[Start Task material]
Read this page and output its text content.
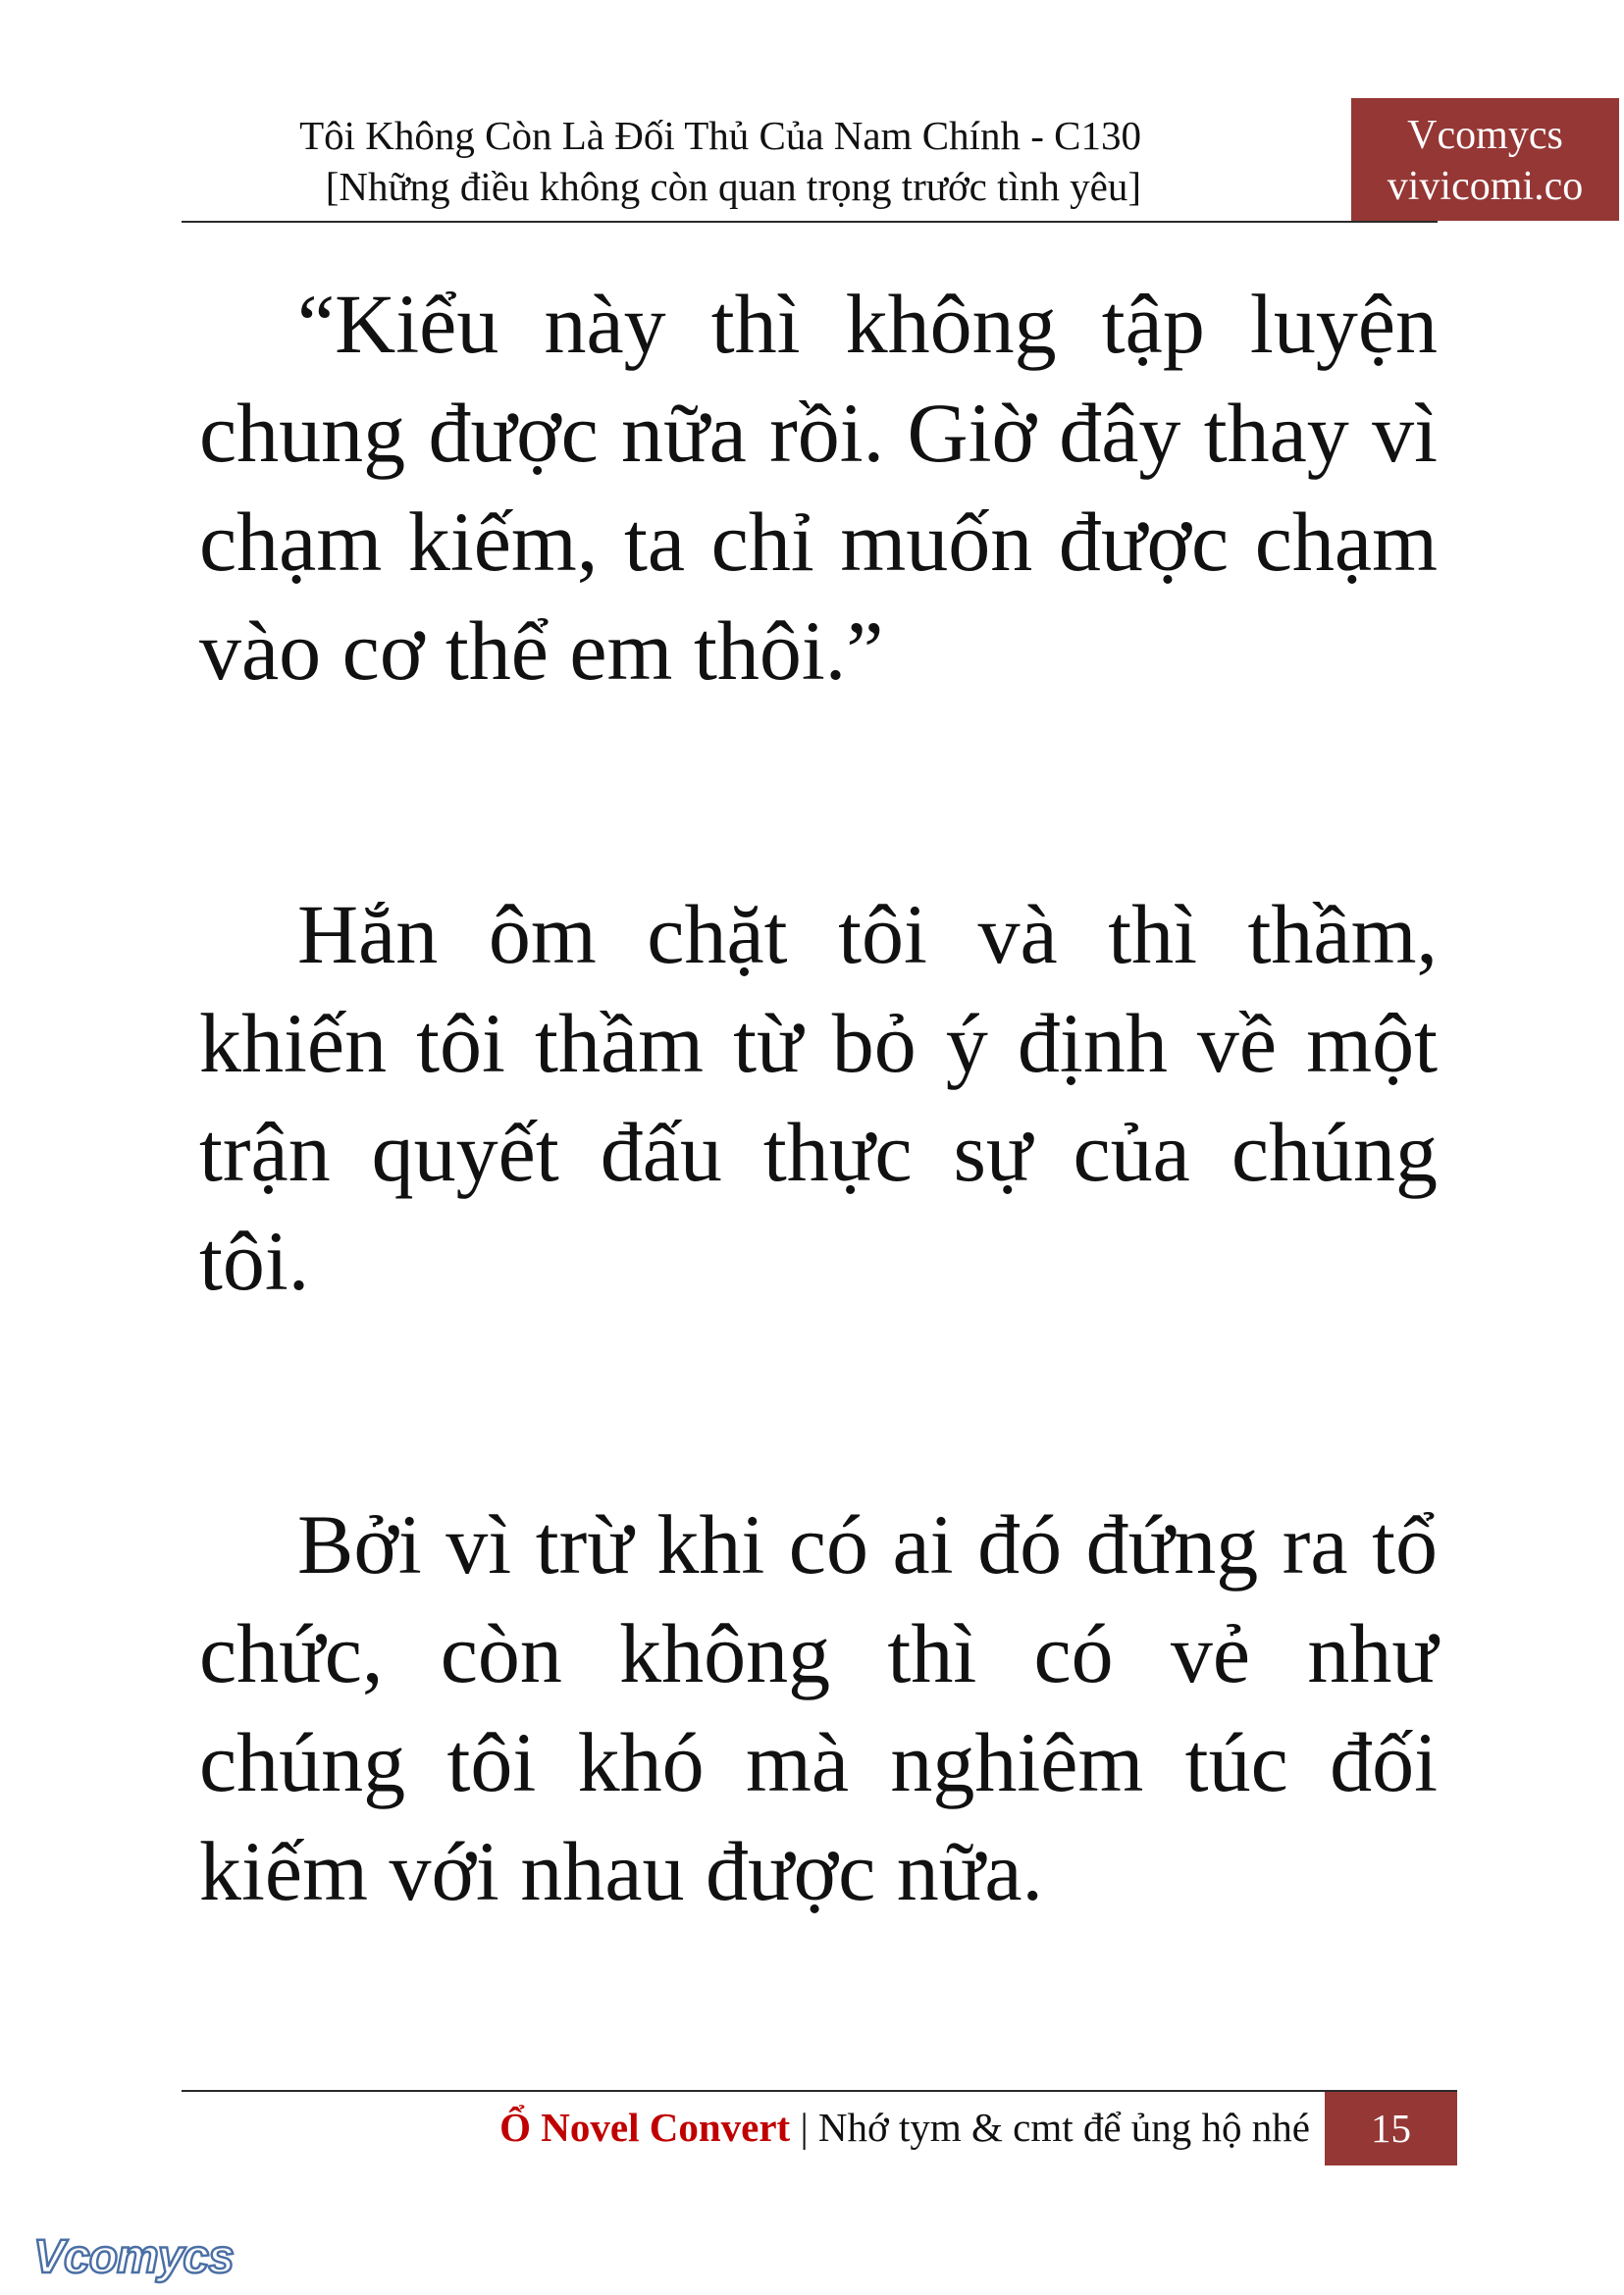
Tôi Không Còn Là Đối Thủ Của Nam Chính - C130
[Những điều không còn quan trọng trước tình yêu]
Vcomycs
vivicomi.co

“Kiểu này thì không tập luyện chung được nữa rồi. Giờ đây thay vì chạm kiếm, ta chỉ muốn được chạm vào cơ thể em thôi.”

Hắn ôm chặt tôi và thì thầm, khiến tôi thầm từ bỏ ý định về một trận quyết đấu thực sự của chúng tôi.

Bởi vì trừ khi có ai đó đứng ra tổ chức, còn không thì có vẻ như chúng tôi khó mà nghiêm túc đối kiếm với nhau được nữa.

Ổ Novel Convert | Nhớ tym & cmt để ủng hộ nhé	15
Vcomycs
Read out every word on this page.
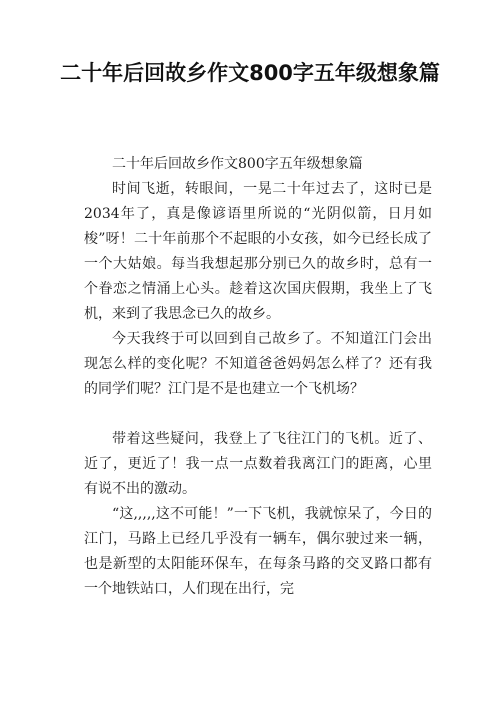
二十年后回故乡作文800字五年级想象篇

二十年后回故乡作文800字五年级想象篇

时间飞逝，转眼间，一晃二十年过去了，这时已是2034年了，真是像谚语里所说的“光阴似箭，日月如梭”呀！二十年前那个不起眼的小女孩，如今已经长成了一个大姑娘。每当我想起那分别已久的故乡时，总有一个眷恋之情涌上心头。趁着这次国庆假期，我坐上了飞机，来到了我思念已久的故乡。

今天我终于可以回到自己故乡了。不知道江门会出现怎么样的变化呢？不知道爸爸妈妈怎么样了？还有我的同学们呢？江门是不是也建立一个飞机场？

带着这些疑问，我登上了飞往江门的飞机。近了、近了，更近了！我一点一点数着我离江门的距离，心里有说不出的激动。

“这,,,,,这不可能！”一下飞机，我就惊呆了，今日的江门，马路上已经几乎没有一辆车，偶尔驶过来一辆，也是新型的太阳能环保车，在每条马路的交叉路口都有一个地铁站口，人们现在出行，完
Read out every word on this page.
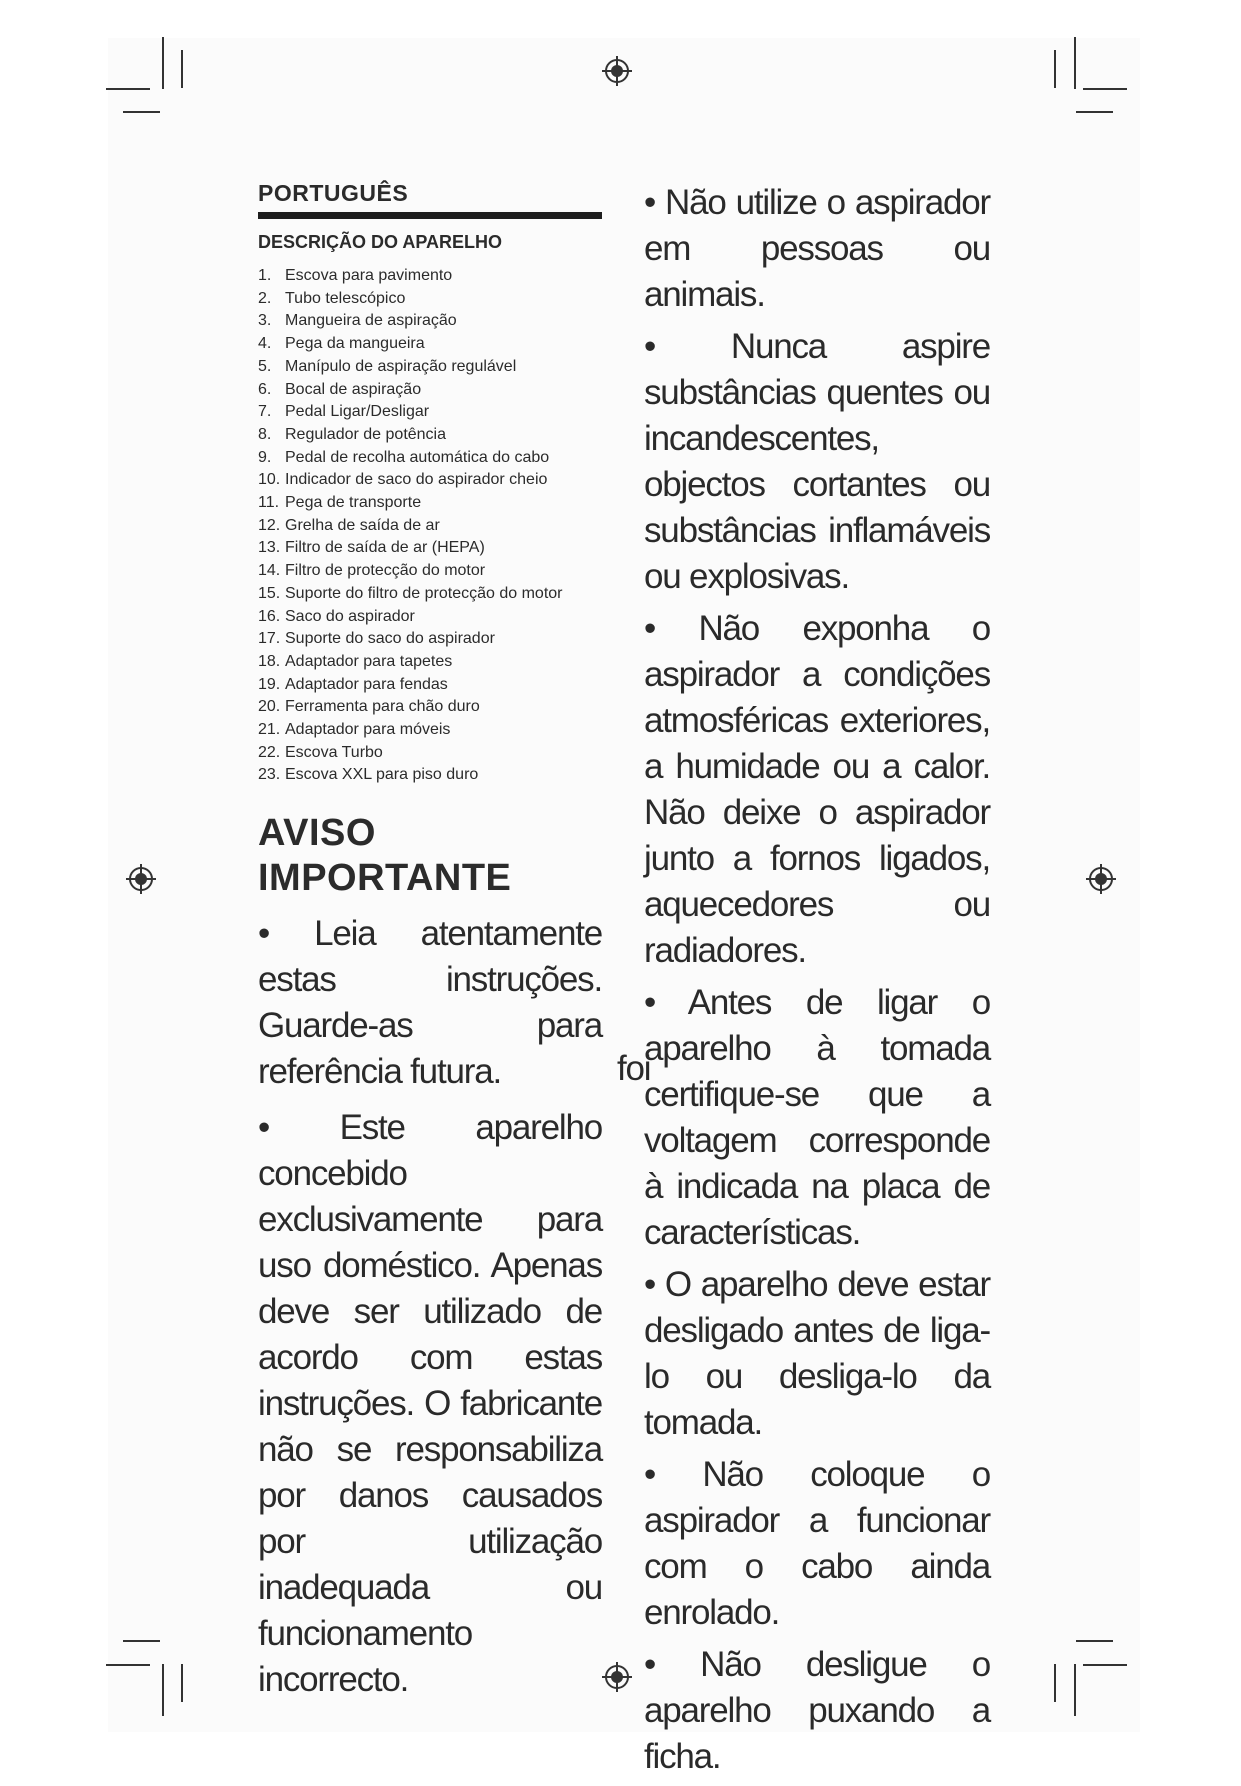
PORTUGUÊS
DESCRIÇÃO DO APARELHO
1. Escova para pavimento
2. Tubo telescópico
3. Mangueira de aspiração
4. Pega da mangueira
5. Manípulo de aspiração regulável
6. Bocal de aspiração
7. Pedal Ligar/Desligar
8. Regulador de potência
9. Pedal de recolha automática do cabo
10. Indicador de saco do aspirador cheio
11. Pega de transporte
12. Grelha de saída de ar
13. Filtro de saída de ar (HEPA)
14. Filtro de protecção do motor
15. Suporte do filtro de protecção do motor
16. Saco do aspirador
17. Suporte do saco do aspirador
18. Adaptador para tapetes
19. Adaptador para fendas
20. Ferramenta para chão duro
21. Adaptador para móveis
22. Escova Turbo
23. Escova XXL para piso duro
AVISO
IMPORTANTE

• Leia atentamente estas instruções. Guarde-as para referência futura.

• Este aparelho concebido exclusivamente para uso doméstico. Apenas deve ser utilizado de acordo com estas instruções. O fabricante não se responsabiliza por danos causados por utilização inadequada ou funcionamento incorrecto.

foi

• Não utilize o aspirador em pessoas ou animais.

• Nunca aspire substâncias quentes ou incandescentes, objectos cortantes ou substâncias inflamáveis ou explosivas.

• Não exponha o aspirador a condições atmosféricas exteriores, a humidade ou a calor. Não deixe o aspirador junto a fornos ligados, aquecedores ou radiadores.

• Antes de ligar o aparelho à tomada certifique-se que a voltagem corresponde à indicada na placa de características.

• O aparelho deve estar desligado antes de liga-lo ou desliga-lo da tomada.

• Não coloque o aspirador a funcionar com o cabo ainda enrolado.

• Não desligue o aparelho puxando a ficha.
[End Task material]
_Exercise directions_
Copy out all the entries exactly. Images stay out of the copy.

_Response_
Read this page and output its text content.
Tôi Không Còn Là Đối Thủ Của Nam Chính - C130
[Những điều không còn quan trọng trước tình yêu]
Vcomycs
vivicomi.co

“Kiểu này thì không tập luyện chung được nữa rồi. Giờ đây thay vì chạm kiếm, ta chỉ muốn được chạm vào cơ thể em thôi.”

Hắn ôm chặt tôi và thì thầm, khiến tôi thầm từ bỏ ý định về một trận quyết đấu thực sự của chúng tôi.

Bởi vì trừ khi có ai đó đứng ra tổ chức, còn không thì có vẻ như chúng tôi khó mà nghiêm túc đối kiếm với nhau được nữa.

Ổ Novel Convert | Nhớ tym & cmt để ủng hộ nhé	15
Vcomycs
Read out every word on this page.
二十年后回故乡作文800字五年级想象篇

二十年后回故乡作文800字五年级想象篇

时间飞逝，转眼间，一晃二十年过去了，这时已是2034年了，真是像谚语里所说的“光阴似箭，日月如梭”呀！二十年前那个不起眼的小女孩，如今已经长成了一个大姑娘。每当我想起那分别已久的故乡时，总有一个眷恋之情涌上心头。趁着这次国庆假期，我坐上了飞机，来到了我思念已久的故乡。

今天我终于可以回到自己故乡了。不知道江门会出现怎么样的变化呢？不知道爸爸妈妈怎么样了？还有我的同学们呢？江门是不是也建立一个飞机场？

带着这些疑问，我登上了飞往江门的飞机。近了、近了，更近了！我一点一点数着我离江门的距离，心里有说不出的激动。

“这,,,,,这不可能！”一下飞机，我就惊呆了，今日的江门，马路上已经几乎没有一辆车，偶尔驶过来一辆，也是新型的太阳能环保车，在每条马路的交叉路口都有一个地铁站口，人们现在出行，完
Read out every word on this page.
PORTUGUÊS
DESCRIÇÃO DO APARELHO
1. Escova para pavimento
2. Tubo telescópico
3. Mangueira de aspiração
4. Pega da mangueira
5. Manípulo de aspiração regulável
6. Bocal de aspiração
7. Pedal Ligar/Desligar
8. Regulador de potência
9. Pedal de recolha automática do cabo
10. Indicador de saco do aspirador cheio
11. Pega de transporte
12. Grelha de saída de ar
13. Filtro de saída de ar (HEPA)
14. Filtro de protecção do motor
15. Suporte do filtro de protecção do motor
16. Saco do aspirador
17. Suporte do saco do aspirador
18. Adaptador para tapetes
19. Adaptador para fendas
20. Ferramenta para chão duro
21. Adaptador para móveis
22. Escova Turbo
23. Escova XXL para piso duro
AVISO
IMPORTANTE

• Leia atentamente estas instruções. Guarde-as para referência futura.

• Este aparelho concebido exclusivamente para uso doméstico. Apenas deve ser utilizado de acordo com estas instruções. O fabricante não se responsabiliza por danos causados por utilização inadequada ou funcionamento incorrecto.

foi

• Não utilize o aspirador em pessoas ou animais.

• Nunca aspire substâncias quentes ou incandescentes, objectos cortantes ou substâncias inflamáveis ou explosivas.

• Não exponha o aspirador a condições atmosféricas exteriores, a humidade ou a calor. Não deixe o aspirador junto a fornos ligados, aquecedores ou radiadores.

• Antes de ligar o aparelho à tomada certifique-se que a voltagem corresponde à indicada na placa de características.

• O aparelho deve estar desligado antes de liga-lo ou desliga-lo da tomada.

• Não coloque o aspirador a funcionar com o cabo ainda enrolado.

• Não desligue o aparelho puxando a ficha.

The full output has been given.